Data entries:
########################################

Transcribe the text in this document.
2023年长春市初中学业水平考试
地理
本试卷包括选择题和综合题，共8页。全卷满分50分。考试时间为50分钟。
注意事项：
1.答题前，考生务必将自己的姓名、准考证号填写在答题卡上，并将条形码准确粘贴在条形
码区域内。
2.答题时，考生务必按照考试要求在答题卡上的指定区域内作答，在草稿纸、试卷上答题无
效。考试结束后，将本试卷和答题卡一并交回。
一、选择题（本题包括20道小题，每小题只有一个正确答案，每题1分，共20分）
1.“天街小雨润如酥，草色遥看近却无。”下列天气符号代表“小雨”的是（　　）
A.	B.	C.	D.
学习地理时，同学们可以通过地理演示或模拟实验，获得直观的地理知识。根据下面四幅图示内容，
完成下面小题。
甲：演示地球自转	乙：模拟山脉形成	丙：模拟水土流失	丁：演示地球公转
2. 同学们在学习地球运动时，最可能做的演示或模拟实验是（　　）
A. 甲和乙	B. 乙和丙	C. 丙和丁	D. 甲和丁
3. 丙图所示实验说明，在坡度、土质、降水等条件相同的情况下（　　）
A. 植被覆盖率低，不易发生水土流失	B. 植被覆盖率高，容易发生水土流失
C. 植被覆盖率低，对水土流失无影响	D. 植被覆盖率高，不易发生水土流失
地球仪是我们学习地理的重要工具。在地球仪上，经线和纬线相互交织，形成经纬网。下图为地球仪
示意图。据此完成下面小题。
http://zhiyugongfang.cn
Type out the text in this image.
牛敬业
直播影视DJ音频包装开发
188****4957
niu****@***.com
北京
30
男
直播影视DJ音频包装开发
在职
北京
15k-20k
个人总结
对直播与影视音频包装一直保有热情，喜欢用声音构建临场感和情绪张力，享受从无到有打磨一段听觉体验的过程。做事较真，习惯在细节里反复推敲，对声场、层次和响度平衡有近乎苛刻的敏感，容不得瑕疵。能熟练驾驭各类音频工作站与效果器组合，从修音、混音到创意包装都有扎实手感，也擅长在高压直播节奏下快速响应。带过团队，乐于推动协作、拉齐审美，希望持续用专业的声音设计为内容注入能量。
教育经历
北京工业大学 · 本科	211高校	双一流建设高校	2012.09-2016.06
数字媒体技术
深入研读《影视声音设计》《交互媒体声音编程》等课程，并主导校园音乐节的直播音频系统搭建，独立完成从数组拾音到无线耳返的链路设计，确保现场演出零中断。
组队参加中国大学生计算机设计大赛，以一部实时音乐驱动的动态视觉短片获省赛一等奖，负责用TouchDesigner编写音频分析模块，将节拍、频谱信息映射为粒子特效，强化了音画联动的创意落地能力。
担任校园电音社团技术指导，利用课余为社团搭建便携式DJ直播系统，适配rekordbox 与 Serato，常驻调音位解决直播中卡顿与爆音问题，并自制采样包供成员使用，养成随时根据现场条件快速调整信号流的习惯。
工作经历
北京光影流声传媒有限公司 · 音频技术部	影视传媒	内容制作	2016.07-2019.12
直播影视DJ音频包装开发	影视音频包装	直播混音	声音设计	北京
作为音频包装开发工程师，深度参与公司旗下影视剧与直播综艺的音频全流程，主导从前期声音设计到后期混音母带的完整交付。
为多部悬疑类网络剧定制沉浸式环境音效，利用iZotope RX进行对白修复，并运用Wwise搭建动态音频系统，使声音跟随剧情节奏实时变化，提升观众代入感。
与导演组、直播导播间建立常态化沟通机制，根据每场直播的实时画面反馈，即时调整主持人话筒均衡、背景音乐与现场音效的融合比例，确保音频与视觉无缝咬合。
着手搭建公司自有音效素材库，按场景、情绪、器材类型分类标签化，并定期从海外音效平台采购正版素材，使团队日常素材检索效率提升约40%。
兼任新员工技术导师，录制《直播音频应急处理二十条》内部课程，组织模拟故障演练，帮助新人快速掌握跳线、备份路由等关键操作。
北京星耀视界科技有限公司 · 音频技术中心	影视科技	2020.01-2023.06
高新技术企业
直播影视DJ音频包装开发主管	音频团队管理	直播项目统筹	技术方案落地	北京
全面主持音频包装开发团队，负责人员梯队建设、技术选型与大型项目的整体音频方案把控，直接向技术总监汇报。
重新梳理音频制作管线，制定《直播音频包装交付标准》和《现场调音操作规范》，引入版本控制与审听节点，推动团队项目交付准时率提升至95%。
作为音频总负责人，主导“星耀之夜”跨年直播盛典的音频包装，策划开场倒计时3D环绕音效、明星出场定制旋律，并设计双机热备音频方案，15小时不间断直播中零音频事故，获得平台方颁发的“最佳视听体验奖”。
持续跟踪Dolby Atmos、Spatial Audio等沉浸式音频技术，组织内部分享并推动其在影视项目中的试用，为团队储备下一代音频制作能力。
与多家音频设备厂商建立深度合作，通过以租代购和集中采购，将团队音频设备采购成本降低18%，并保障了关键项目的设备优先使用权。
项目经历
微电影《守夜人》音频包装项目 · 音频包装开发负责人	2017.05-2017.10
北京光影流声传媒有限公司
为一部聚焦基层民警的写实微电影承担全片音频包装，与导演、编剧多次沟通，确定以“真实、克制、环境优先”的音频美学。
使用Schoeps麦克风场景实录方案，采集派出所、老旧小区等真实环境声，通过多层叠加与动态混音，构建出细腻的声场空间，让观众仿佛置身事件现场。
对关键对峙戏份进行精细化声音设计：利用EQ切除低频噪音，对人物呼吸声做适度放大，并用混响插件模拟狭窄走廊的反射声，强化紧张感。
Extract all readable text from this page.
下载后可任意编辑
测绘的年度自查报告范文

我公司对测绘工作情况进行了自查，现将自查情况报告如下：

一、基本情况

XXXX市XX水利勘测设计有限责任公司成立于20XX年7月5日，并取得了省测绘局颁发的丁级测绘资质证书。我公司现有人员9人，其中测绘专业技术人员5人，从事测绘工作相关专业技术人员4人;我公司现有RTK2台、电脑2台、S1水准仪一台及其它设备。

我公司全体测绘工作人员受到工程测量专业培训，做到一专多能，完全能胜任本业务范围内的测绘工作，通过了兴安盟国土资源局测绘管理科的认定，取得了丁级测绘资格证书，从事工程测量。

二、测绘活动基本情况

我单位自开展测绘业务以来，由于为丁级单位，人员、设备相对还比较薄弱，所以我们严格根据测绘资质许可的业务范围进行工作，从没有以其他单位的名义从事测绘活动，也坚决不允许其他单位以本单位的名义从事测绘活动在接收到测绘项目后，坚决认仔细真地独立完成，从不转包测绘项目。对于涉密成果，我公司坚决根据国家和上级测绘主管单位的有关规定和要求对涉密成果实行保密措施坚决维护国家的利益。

########################################

Extract all lines from the data in which "植被覆盖率低" is found.

A. 植被覆盖率低，不易发生水土流失	B. 植被覆盖率高，容易发生水土流失
C. 植被覆盖率低，对水土流失无影响	D. 植被覆盖率高，不易发生水土流失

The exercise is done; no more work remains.